WHAT YOU WILL DO =
Go through the listing and copy each line with the string "title".
-- BEGIN GIVEN INFORMATION --
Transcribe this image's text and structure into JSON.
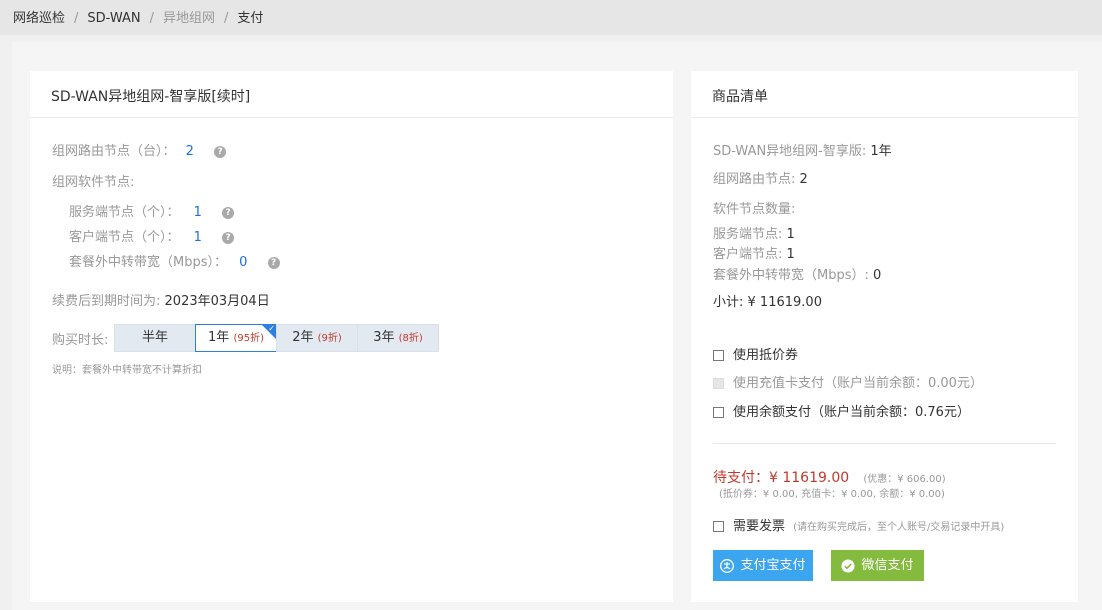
{
  "breadcrumb": [
    "网络巡检",
    "SD-WAN",
    "异地组网",
    "支付"
  ],
  "left": {
    "title": "SD-WAN异地组网-智享版[续时]",
    "router_label": "组网路由节点（台）：",
    "router_value": "2",
    "software_label": "组网软件节点:",
    "server_label": "服务端节点（个）：",
    "server_value": "1",
    "client_label": "客户端节点（个）：",
    "client_value": "1",
    "bandwidth_label": "套餐外中转带宽（Mbps）：",
    "bandwidth_value": "0",
    "expire_label": "续费后到期时间为:",
    "expire_value": "2023年03月04日",
    "duration_label": "购买时长:",
    "durations": [
      {
        "label": "半年",
        "discount": ""
      },
      {
        "label": "1年",
        "discount": "(95折)"
      },
      {
        "label": "2年",
        "discount": "(9折)"
      },
      {
        "label": "3年",
        "discount": "(8折)"
      }
    ],
    "selected_duration": "1年",
    "note": "说明：套餐外中转带宽不计算折扣"
  },
  "right": {
    "title": "商品清单",
    "product_label": "SD-WAN异地组网-智享版:",
    "product_value": "1年",
    "router_label": "组网路由节点:",
    "router_value": "2",
    "software_label": "软件节点数量:",
    "server_label": "服务端节点:",
    "server_value": "1",
    "client_label": "客户端节点:",
    "client_value": "1",
    "bandwidth_label": "套餐外中转带宽（Mbps）:",
    "bandwidth_value": "0",
    "subtotal_label": "小计:",
    "subtotal_value": "¥ 11619.00",
    "coupon_label": "使用抵价券",
    "recharge_label": "使用充值卡支付（账户当前余额：0.00元）",
    "balance_label": "使用余额支付（账户当前余额：0.76元）",
    "pending_label": "待支付：",
    "pending_value": "¥ 11619.00",
    "discount_text": "(优惠：¥ 606.00)",
    "deduct_text": "(抵价券：¥ 0.00, 充值卡：¥ 0.00, 余额：¥ 0.00)",
    "invoice_label": "需要发票",
    "invoice_note": "(请在购买完成后，至个人账号/交易记录中开具)",
    "alipay_label": "支付宝支付",
    "wechat_label": "微信支付"
  },
  "colors": {
    "accent": "#1e6fd9",
    "alipay": "#3ca5f0",
    "wechat": "#84bb3f",
    "price": "#c0392b"
  },
  "icons": [
    "help-icon",
    "checkmark-icon",
    "alipay-icon",
    "wechat-icon"
  ]
}
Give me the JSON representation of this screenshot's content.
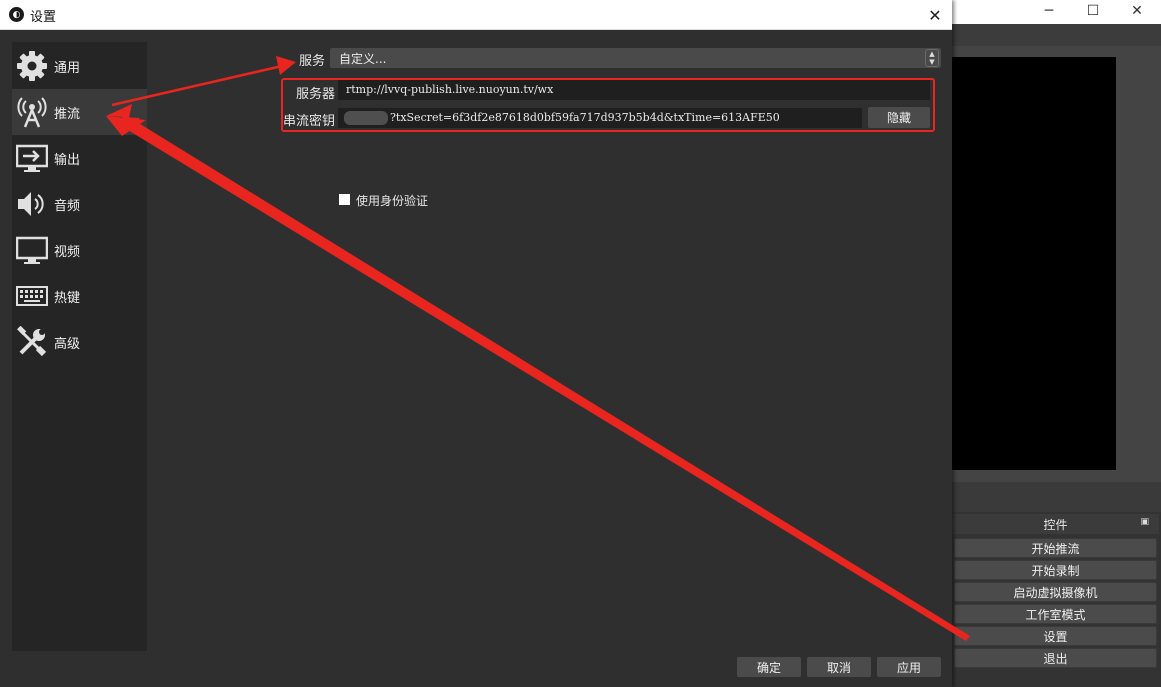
{
  "main_window": {
    "controls": {
      "title": "控件",
      "buttons": [
        "开始推流",
        "开始录制",
        "启动虚拟摄像机",
        "工作室模式",
        "设置",
        "退出"
      ]
    }
  },
  "dialog": {
    "title": "设置",
    "sidebar": {
      "items": [
        {
          "label": "通用",
          "icon": "gear-icon"
        },
        {
          "label": "推流",
          "icon": "broadcast-antenna-icon",
          "active": true
        },
        {
          "label": "输出",
          "icon": "output-icon"
        },
        {
          "label": "音频",
          "icon": "speaker-icon"
        },
        {
          "label": "视频",
          "icon": "monitor-icon"
        },
        {
          "label": "热键",
          "icon": "keyboard-icon"
        },
        {
          "label": "高级",
          "icon": "tools-icon"
        }
      ]
    },
    "stream": {
      "service_label": "服务",
      "service_value": "自定义...",
      "server_label": "服务器",
      "server_value": "rtmp://lvvq-publish.live.nuoyun.tv/wx",
      "key_label": "串流密钥",
      "key_value": "?txSecret=6f3df2e87618d0bf59fa717d937b5b4d&txTime=613AFE50",
      "hide_button": "隐藏",
      "auth_checkbox_label": "使用身份验证",
      "auth_checked": false
    },
    "footer": {
      "ok": "确定",
      "cancel": "取消",
      "apply": "应用"
    }
  },
  "colors": {
    "annotation_red": "#e8251f",
    "dialog_bg": "#2f2f2f",
    "sidebar_bg": "#252525"
  }
}
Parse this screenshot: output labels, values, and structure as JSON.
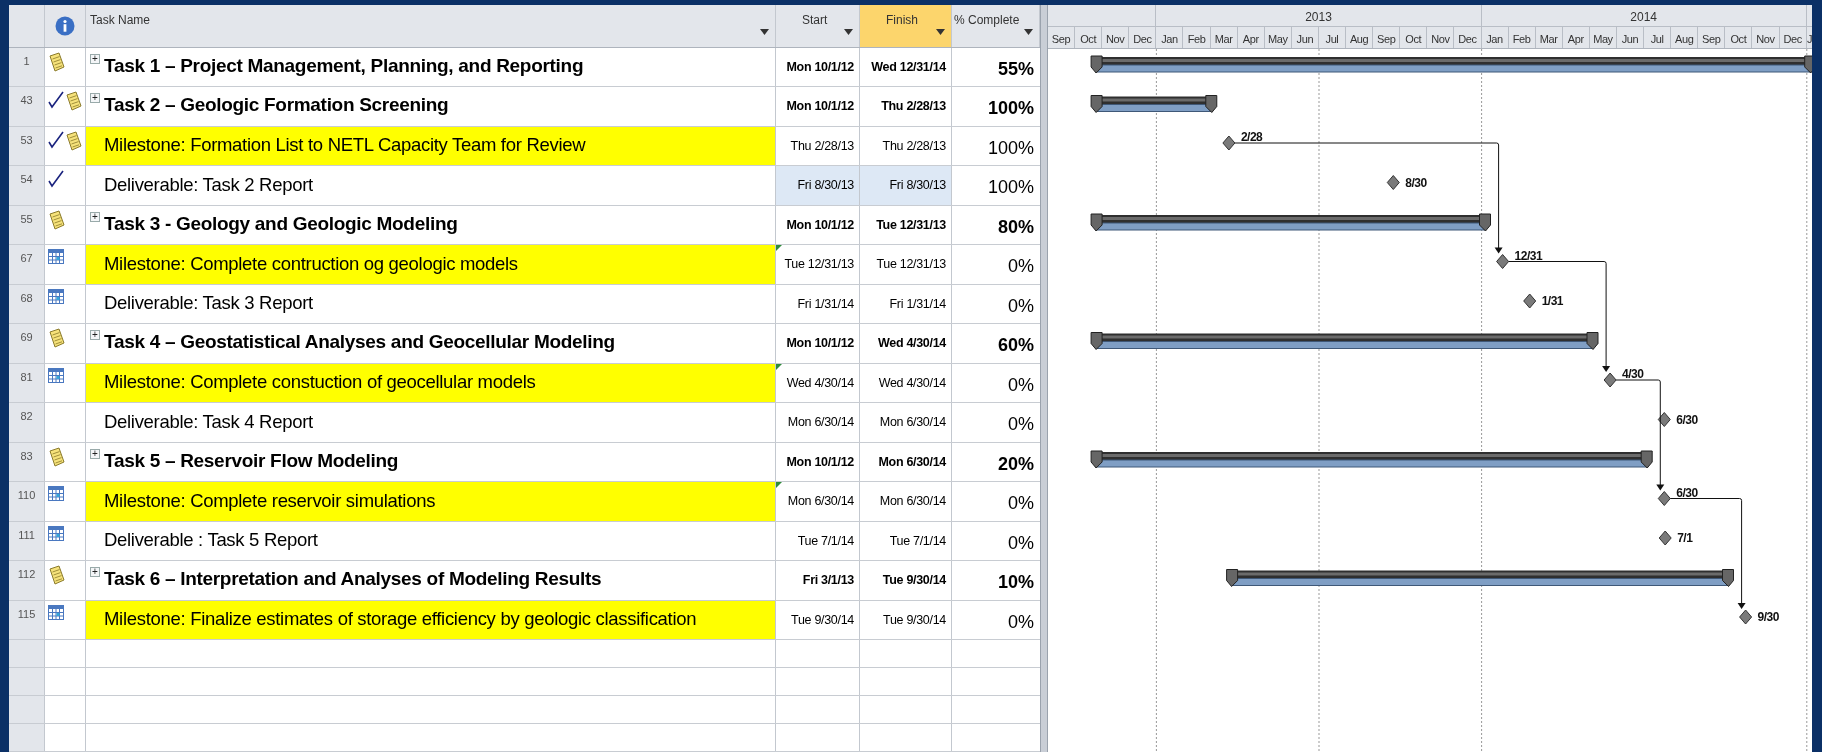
{
  "columns": [
    {
      "label": "Task Name",
      "selected": false
    },
    {
      "label": "Start",
      "selected": false
    },
    {
      "label": "Finish",
      "selected": true
    },
    {
      "label": "% Complete",
      "selected": false
    }
  ],
  "timeline": {
    "years": [
      "2013",
      "2014"
    ],
    "months": [
      "Sep",
      "Oct",
      "Nov",
      "Dec",
      "Jan",
      "Feb",
      "Mar",
      "Apr",
      "May",
      "Jun",
      "Jul",
      "Aug",
      "Sep",
      "Oct",
      "Nov",
      "Dec",
      "Jan",
      "Feb",
      "Mar",
      "Apr",
      "May",
      "Jun",
      "Jul",
      "Aug",
      "Sep",
      "Oct",
      "Nov",
      "Dec",
      "J"
    ]
  },
  "rows": [
    {
      "id": "1",
      "completed": false,
      "note": true,
      "calendar": false,
      "kind": "summary",
      "toggle": "+",
      "name": "Task 1 –  Project Management, Planning, and Reporting",
      "start": "Mon 10/1/12",
      "finish": "Wed 12/31/14",
      "complete": "55%"
    },
    {
      "id": "43",
      "completed": true,
      "note": true,
      "calendar": false,
      "kind": "summary",
      "toggle": "+",
      "name": "Task 2 – Geologic Formation Screening",
      "start": "Mon 10/1/12",
      "finish": "Thu 2/28/13",
      "complete": "100%"
    },
    {
      "id": "53",
      "completed": true,
      "note": true,
      "calendar": false,
      "kind": "milestone",
      "name": "Milestone: Formation List to NETL Capacity Team for Review",
      "start": "Thu 2/28/13",
      "finish": "Thu 2/28/13",
      "complete": "100%",
      "gantt_label": "2/28",
      "link": true
    },
    {
      "id": "54",
      "completed": true,
      "note": false,
      "calendar": false,
      "kind": "deliverable",
      "name": "Deliverable: Task 2 Report",
      "start": "Fri 8/30/13",
      "finish": "Fri 8/30/13",
      "complete": "100%",
      "dates_highlighted": true,
      "gantt_label": "8/30"
    },
    {
      "id": "55",
      "completed": false,
      "note": true,
      "calendar": false,
      "kind": "summary",
      "toggle": "+",
      "name": "Task 3 - Geology and Geologic Modeling",
      "start": "Mon 10/1/12",
      "finish": "Tue 12/31/13",
      "complete": "80%"
    },
    {
      "id": "67",
      "completed": false,
      "note": false,
      "calendar": true,
      "kind": "milestone",
      "name": "Milestone: Complete contruction og geologic models",
      "start": "Tue 12/31/13",
      "finish": "Tue 12/31/13",
      "complete": "0%",
      "flagged": true,
      "gantt_label": "12/31",
      "link": true
    },
    {
      "id": "68",
      "completed": false,
      "note": false,
      "calendar": true,
      "kind": "deliverable",
      "name": "Deliverable: Task 3 Report",
      "start": "Fri 1/31/14",
      "finish": "Fri 1/31/14",
      "complete": "0%",
      "gantt_label": "1/31"
    },
    {
      "id": "69",
      "completed": false,
      "note": true,
      "calendar": false,
      "kind": "summary",
      "toggle": "+",
      "name": "Task 4 – Geostatistical Analyses and Geocellular Modeling",
      "start": "Mon 10/1/12",
      "finish": "Wed 4/30/14",
      "complete": "60%"
    },
    {
      "id": "81",
      "completed": false,
      "note": false,
      "calendar": true,
      "kind": "milestone",
      "name": "Milestone: Complete constuction of geocellular models",
      "start": "Wed 4/30/14",
      "finish": "Wed 4/30/14",
      "complete": "0%",
      "flagged": true,
      "gantt_label": "4/30",
      "link": true
    },
    {
      "id": "82",
      "completed": false,
      "note": false,
      "calendar": false,
      "kind": "deliverable",
      "name": "Deliverable: Task 4 Report",
      "start": "Mon 6/30/14",
      "finish": "Mon 6/30/14",
      "complete": "0%",
      "gantt_label": "6/30"
    },
    {
      "id": "83",
      "completed": false,
      "note": true,
      "calendar": false,
      "kind": "summary",
      "toggle": "+",
      "name": "Task 5 – Reservoir Flow Modeling",
      "start": "Mon 10/1/12",
      "finish": "Mon 6/30/14",
      "complete": "20%"
    },
    {
      "id": "110",
      "completed": false,
      "note": false,
      "calendar": true,
      "kind": "milestone",
      "name": "Milestone: Complete reservoir simulations",
      "start": "Mon 6/30/14",
      "finish": "Mon 6/30/14",
      "complete": "0%",
      "flagged": true,
      "gantt_label": "6/30",
      "link": true
    },
    {
      "id": "111",
      "completed": false,
      "note": false,
      "calendar": true,
      "kind": "deliverable",
      "name": "Deliverable : Task 5 Report",
      "start": "Tue 7/1/14",
      "finish": "Tue 7/1/14",
      "complete": "0%",
      "gantt_label": "7/1"
    },
    {
      "id": "112",
      "completed": false,
      "note": true,
      "calendar": false,
      "kind": "summary",
      "toggle": "+",
      "name": "Task 6 – Interpretation and Analyses of Modeling Results",
      "start": "Fri 3/1/13",
      "finish": "Tue 9/30/14",
      "complete": "10%"
    },
    {
      "id": "115",
      "completed": false,
      "note": false,
      "calendar": true,
      "kind": "milestone",
      "name": "Milestone: Finalize estimates of storage efficiency by geologic classification",
      "start": "Tue 9/30/14",
      "finish": "Tue 9/30/14",
      "complete": "0%",
      "gantt_label": "9/30"
    }
  ]
}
-- END GIVEN INFORMATION --
TASK ANSWER =
    "title": "SD-WAN异地组网-智享版[续时]",
    "title": "商品清单",
      "title": "控件",
    "title": "设置",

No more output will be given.